→ Goal
Omit every image, and transcribe the remaining entries exactly as given.

→ Input for this task

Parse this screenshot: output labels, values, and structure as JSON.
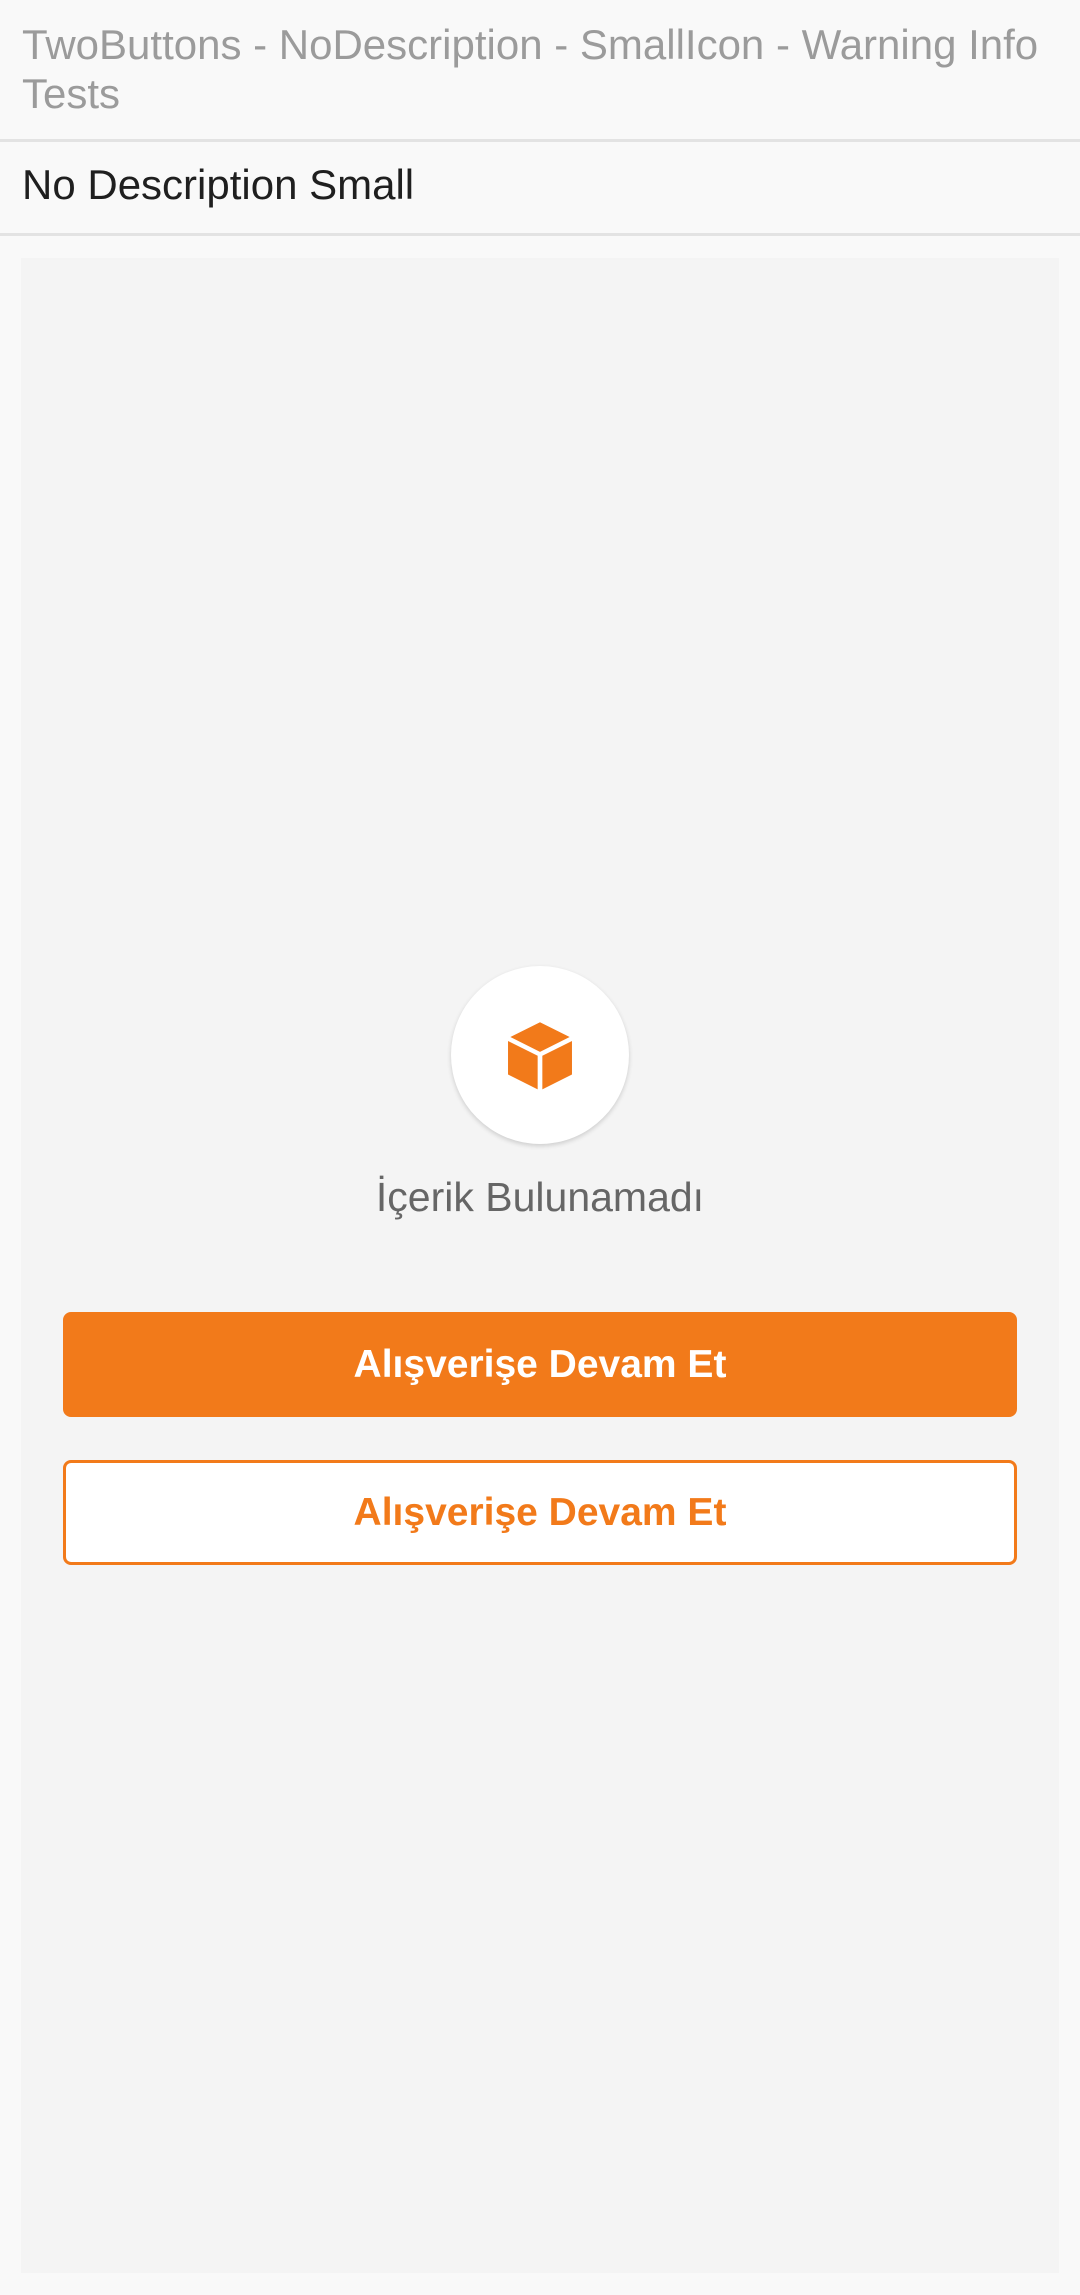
{
  "header": {
    "title": "TwoButtons - NoDescription - SmallIcon - Warning Info Tests"
  },
  "section": {
    "label": "No Description Small"
  },
  "empty_state": {
    "icon": "box-icon",
    "title": "İçerik Bulunamadı",
    "primary_button_label": "Alışverişe Devam Et",
    "secondary_button_label": "Alışverişe Devam Et"
  },
  "colors": {
    "accent": "#f27a1a",
    "background": "#f9f9f9",
    "panel": "#f4f4f4"
  }
}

→ Solved problem
Parse this screenshot: output labels, values, and structure as JSON.
{
  "header": {
    "title": "TwoButtons - NoDescription - SmallIcon - Warning Info Tests"
  },
  "section": {
    "label": "No Description Small"
  },
  "empty_state": {
    "icon": "box-icon",
    "title": "İçerik Bulunamadı",
    "primary_button_label": "Alışverişe Devam Et",
    "secondary_button_label": "Alışverişe Devam Et"
  },
  "colors": {
    "accent": "#f27a1a",
    "background": "#f9f9f9",
    "panel": "#f4f4f4"
  }
}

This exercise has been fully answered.